Reproduce nothing but the closing run of lines: the line with "Output a JSON" and each line that follows it to the end of the data.

#### The records:

────────────────────

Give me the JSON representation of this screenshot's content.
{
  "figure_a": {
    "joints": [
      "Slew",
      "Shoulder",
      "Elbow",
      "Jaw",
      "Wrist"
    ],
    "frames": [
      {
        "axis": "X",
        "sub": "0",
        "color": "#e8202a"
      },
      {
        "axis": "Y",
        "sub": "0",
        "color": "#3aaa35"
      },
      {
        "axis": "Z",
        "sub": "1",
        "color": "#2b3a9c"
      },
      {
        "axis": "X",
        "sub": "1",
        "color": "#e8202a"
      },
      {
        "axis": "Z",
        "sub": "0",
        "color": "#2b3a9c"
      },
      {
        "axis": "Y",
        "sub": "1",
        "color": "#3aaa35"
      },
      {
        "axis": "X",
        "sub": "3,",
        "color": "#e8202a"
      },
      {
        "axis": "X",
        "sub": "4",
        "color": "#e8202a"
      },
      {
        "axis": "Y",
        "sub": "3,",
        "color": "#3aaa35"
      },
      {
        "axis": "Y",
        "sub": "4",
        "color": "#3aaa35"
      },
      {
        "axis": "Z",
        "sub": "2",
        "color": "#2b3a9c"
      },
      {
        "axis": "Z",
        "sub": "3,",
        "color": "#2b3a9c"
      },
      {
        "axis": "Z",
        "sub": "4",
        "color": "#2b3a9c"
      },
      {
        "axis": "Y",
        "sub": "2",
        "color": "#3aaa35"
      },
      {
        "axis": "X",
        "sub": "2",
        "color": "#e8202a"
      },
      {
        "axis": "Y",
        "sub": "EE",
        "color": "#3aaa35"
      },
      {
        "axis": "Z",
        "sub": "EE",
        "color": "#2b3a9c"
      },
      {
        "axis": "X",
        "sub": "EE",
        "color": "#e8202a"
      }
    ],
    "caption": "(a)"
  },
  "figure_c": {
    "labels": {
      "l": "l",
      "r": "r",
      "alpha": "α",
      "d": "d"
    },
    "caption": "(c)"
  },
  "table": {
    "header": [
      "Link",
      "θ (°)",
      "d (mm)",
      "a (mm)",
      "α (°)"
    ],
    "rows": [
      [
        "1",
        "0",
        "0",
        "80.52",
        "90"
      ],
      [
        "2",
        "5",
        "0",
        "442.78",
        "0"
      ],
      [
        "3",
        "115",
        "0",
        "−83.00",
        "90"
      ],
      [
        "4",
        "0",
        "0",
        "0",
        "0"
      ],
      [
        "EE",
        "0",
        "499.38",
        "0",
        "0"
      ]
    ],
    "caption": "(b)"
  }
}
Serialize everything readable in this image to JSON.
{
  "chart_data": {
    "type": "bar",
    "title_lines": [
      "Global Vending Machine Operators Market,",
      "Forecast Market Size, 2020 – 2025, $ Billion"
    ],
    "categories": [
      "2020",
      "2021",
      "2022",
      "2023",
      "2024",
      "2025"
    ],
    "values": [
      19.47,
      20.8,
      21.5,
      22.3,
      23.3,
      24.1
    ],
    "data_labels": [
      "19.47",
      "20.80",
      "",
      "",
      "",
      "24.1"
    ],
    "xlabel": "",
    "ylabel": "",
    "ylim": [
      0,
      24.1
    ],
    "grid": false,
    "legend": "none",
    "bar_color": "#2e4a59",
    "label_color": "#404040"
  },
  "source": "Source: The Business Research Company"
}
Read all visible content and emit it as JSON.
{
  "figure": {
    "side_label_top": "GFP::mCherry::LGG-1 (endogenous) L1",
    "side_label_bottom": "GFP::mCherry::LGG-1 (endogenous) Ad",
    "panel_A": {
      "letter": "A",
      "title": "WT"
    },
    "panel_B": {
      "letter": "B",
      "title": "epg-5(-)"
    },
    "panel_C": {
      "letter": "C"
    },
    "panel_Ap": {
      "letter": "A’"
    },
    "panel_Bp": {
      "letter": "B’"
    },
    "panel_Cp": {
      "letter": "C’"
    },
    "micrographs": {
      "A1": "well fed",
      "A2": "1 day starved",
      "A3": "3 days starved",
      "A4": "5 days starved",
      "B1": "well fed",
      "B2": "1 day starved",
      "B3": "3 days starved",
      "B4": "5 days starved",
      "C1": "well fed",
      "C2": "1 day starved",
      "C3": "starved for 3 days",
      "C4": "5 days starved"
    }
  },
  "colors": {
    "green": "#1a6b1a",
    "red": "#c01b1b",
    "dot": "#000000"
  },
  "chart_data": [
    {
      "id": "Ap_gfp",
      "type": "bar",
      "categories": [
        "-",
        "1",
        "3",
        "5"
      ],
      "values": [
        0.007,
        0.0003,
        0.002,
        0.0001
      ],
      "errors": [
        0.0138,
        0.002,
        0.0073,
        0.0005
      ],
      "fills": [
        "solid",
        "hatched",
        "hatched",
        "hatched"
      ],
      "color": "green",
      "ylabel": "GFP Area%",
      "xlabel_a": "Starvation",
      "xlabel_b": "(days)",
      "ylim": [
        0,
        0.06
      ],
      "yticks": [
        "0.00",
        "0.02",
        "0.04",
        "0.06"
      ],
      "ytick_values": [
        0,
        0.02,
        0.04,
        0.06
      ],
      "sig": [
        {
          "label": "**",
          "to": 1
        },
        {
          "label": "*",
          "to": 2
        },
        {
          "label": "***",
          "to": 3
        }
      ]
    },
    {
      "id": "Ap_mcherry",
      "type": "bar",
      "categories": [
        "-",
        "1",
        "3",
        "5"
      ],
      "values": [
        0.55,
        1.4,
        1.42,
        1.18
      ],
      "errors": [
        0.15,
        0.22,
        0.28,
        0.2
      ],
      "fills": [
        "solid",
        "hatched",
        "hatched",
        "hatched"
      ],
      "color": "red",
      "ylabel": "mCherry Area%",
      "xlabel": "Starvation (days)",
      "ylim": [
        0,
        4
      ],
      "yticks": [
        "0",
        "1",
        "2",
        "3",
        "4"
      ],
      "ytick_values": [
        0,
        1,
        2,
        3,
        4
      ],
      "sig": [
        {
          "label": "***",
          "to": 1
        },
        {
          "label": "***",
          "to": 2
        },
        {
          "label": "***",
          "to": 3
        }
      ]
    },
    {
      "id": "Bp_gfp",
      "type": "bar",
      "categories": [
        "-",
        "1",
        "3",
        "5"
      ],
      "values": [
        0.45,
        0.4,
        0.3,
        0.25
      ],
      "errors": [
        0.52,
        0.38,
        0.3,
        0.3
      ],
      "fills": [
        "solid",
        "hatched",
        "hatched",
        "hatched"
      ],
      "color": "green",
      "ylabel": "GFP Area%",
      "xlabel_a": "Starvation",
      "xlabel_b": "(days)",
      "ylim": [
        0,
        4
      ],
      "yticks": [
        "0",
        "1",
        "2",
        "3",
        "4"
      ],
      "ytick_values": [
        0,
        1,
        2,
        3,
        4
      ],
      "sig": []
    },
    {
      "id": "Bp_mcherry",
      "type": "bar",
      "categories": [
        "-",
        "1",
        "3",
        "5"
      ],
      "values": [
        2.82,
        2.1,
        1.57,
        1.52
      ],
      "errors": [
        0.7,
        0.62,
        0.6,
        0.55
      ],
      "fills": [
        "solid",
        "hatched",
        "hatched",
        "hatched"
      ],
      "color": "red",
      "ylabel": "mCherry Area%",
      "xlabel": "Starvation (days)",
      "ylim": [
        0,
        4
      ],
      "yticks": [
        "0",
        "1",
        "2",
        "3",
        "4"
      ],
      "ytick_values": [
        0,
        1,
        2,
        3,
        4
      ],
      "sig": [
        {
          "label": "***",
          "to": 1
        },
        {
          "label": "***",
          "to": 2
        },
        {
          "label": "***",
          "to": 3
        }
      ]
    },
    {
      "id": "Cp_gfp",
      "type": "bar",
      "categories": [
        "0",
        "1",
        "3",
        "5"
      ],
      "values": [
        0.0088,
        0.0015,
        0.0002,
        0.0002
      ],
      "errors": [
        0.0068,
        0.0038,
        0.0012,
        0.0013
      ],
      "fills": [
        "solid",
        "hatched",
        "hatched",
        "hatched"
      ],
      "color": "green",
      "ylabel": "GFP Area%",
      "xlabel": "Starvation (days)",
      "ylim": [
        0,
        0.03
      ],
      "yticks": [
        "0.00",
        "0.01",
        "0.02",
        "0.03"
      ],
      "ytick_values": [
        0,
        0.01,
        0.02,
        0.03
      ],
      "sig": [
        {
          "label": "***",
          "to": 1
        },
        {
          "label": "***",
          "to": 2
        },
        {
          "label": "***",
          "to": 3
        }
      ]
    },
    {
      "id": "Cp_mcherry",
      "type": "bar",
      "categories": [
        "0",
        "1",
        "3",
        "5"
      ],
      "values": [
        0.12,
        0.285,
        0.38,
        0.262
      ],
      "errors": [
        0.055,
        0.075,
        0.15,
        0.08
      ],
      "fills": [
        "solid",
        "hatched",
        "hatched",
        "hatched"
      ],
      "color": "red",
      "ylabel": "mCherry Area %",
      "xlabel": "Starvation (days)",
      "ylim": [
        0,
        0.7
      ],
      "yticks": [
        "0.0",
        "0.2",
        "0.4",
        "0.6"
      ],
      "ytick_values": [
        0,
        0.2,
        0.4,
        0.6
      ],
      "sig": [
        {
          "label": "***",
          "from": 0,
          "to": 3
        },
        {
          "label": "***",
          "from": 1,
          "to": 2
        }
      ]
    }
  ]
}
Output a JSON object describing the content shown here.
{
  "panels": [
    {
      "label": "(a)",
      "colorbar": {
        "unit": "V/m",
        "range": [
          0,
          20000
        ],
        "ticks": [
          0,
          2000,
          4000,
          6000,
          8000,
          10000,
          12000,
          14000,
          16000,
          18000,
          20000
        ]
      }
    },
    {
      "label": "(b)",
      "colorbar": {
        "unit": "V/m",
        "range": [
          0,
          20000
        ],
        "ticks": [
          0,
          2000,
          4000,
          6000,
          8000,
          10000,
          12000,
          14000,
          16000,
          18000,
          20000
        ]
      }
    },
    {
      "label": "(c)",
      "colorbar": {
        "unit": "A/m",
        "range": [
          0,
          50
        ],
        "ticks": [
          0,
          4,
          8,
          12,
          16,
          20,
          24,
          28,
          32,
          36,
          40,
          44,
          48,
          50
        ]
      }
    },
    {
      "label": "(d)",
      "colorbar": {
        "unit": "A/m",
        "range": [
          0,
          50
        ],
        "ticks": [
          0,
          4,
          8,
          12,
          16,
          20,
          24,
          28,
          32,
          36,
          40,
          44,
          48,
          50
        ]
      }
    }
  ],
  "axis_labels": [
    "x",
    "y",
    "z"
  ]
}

────────────────────

#### Solution for this problem:
Output a JSON object describing the content shown here.
{
  "panels": [
    {
      "label": "(a)",
      "colorbar": {
        "unit": "V/m",
        "range": [
          0,
          20000
        ],
        "ticks": [
          0,
          2000,
          4000,
          6000,
          8000,
          10000,
          12000,
          14000,
          16000,
          18000,
          20000
        ]
      }
    },
    {
      "label": "(b)",
      "colorbar": {
        "unit": "V/m",
        "range": [
          0,
          20000
        ],
        "ticks": [
          0,
          2000,
          4000,
          6000,
          8000,
          10000,
          12000,
          14000,
          16000,
          18000,
          20000
        ]
      }
    },
    {
      "label": "(c)",
      "colorbar": {
        "unit": "A/m",
        "range": [
          0,
          50
        ],
        "ticks": [
          0,
          4,
          8,
          12,
          16,
          20,
          24,
          28,
          32,
          36,
          40,
          44,
          48,
          50
        ]
      }
    },
    {
      "label": "(d)",
      "colorbar": {
        "unit": "A/m",
        "range": [
          0,
          50
        ],
        "ticks": [
          0,
          4,
          8,
          12,
          16,
          20,
          24,
          28,
          32,
          36,
          40,
          44,
          48,
          50
        ]
      }
    }
  ],
  "axis_labels": [
    "x",
    "y",
    "z"
  ]
}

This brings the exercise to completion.